→ Given exercise:
Look through the lines and report how many include the word "color", giving nothing but the number.

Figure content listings

____

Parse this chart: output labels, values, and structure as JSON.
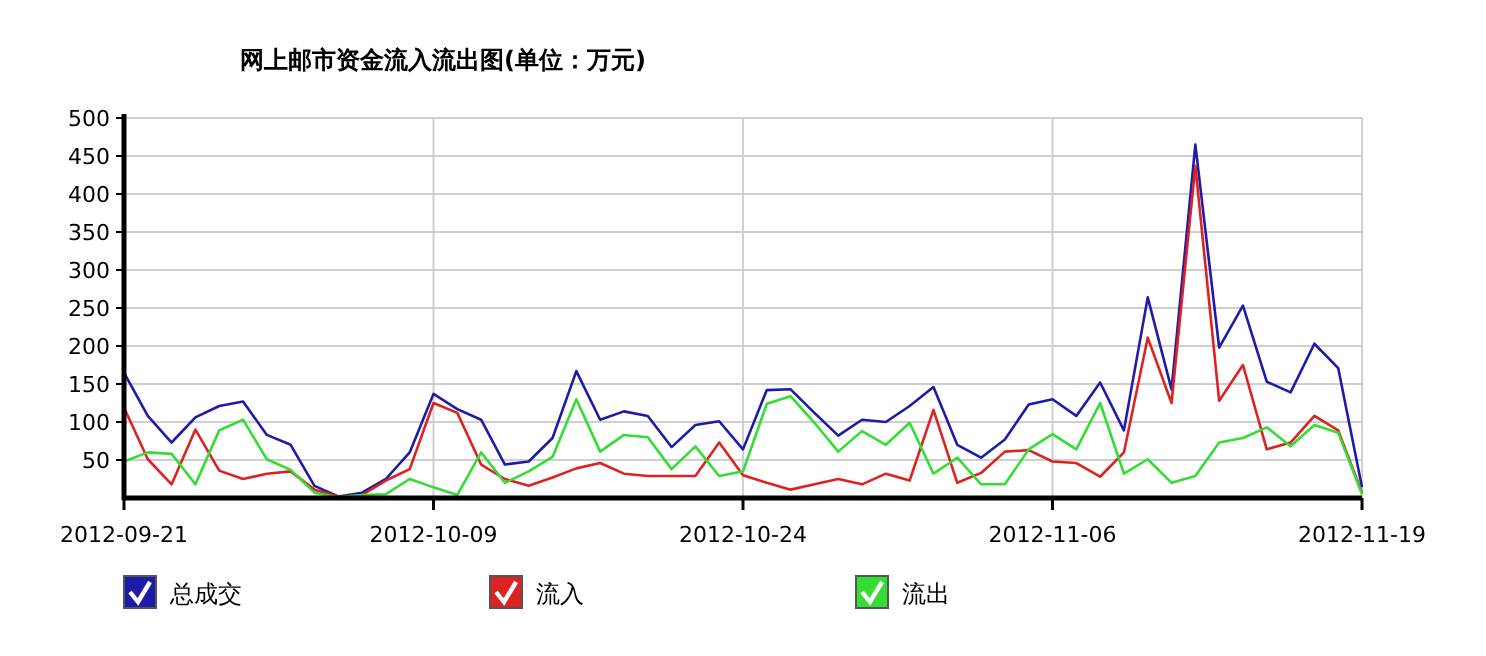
{
  "chart_data": {
    "type": "line",
    "title": "网上邮市资金流入流出图(单位：万元)",
    "categories": [
      "2012-09-21",
      null,
      null,
      null,
      null,
      null,
      null,
      null,
      null,
      null,
      null,
      null,
      null,
      "2012-10-09",
      null,
      null,
      null,
      null,
      null,
      null,
      null,
      null,
      null,
      null,
      null,
      null,
      "2012-10-24",
      null,
      null,
      null,
      null,
      null,
      null,
      null,
      null,
      null,
      null,
      null,
      null,
      "2012-11-06",
      null,
      null,
      null,
      null,
      null,
      null,
      null,
      null,
      null,
      null,
      null,
      null,
      "2012-11-19"
    ],
    "series": [
      {
        "name": "总成交",
        "color": "#1c1ca8",
        "values": [
          165,
          108,
          73,
          106,
          121,
          127,
          83,
          70,
          16,
          2,
          7,
          25,
          60,
          137,
          117,
          103,
          44,
          48,
          79,
          167,
          103,
          114,
          108,
          67,
          96,
          101,
          64,
          142,
          143,
          112,
          82,
          103,
          100,
          121,
          146,
          70,
          53,
          77,
          123,
          130,
          108,
          152,
          89,
          264,
          143,
          465,
          198,
          253,
          153,
          139,
          203,
          171,
          14
        ]
      },
      {
        "name": "流入",
        "color": "#dd2222",
        "values": [
          119,
          51,
          18,
          90,
          36,
          25,
          32,
          35,
          11,
          2,
          4,
          23,
          38,
          125,
          112,
          44,
          25,
          16,
          27,
          39,
          46,
          32,
          29,
          29,
          29,
          73,
          30,
          20,
          11,
          18,
          25,
          18,
          32,
          23,
          116,
          20,
          33,
          61,
          63,
          48,
          46,
          28,
          60,
          211,
          125,
          437,
          128,
          175,
          64,
          73,
          108,
          89,
          7
        ]
      },
      {
        "name": "流出",
        "color": "#33dd33",
        "values": [
          48,
          60,
          58,
          18,
          89,
          103,
          51,
          37,
          7,
          1,
          4,
          5,
          25,
          14,
          4,
          60,
          20,
          35,
          54,
          130,
          61,
          83,
          80,
          38,
          68,
          29,
          35,
          124,
          134,
          99,
          61,
          88,
          70,
          99,
          32,
          53,
          18,
          18,
          64,
          84,
          64,
          125,
          32,
          51,
          20,
          29,
          73,
          79,
          93,
          68,
          96,
          86,
          5
        ]
      }
    ],
    "ylim": [
      0,
      500
    ],
    "yticks": [
      50,
      100,
      150,
      200,
      250,
      300,
      350,
      400,
      450,
      500
    ],
    "grid": true,
    "legend": "bottom left"
  }
}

____

→ Answer to this problem:
3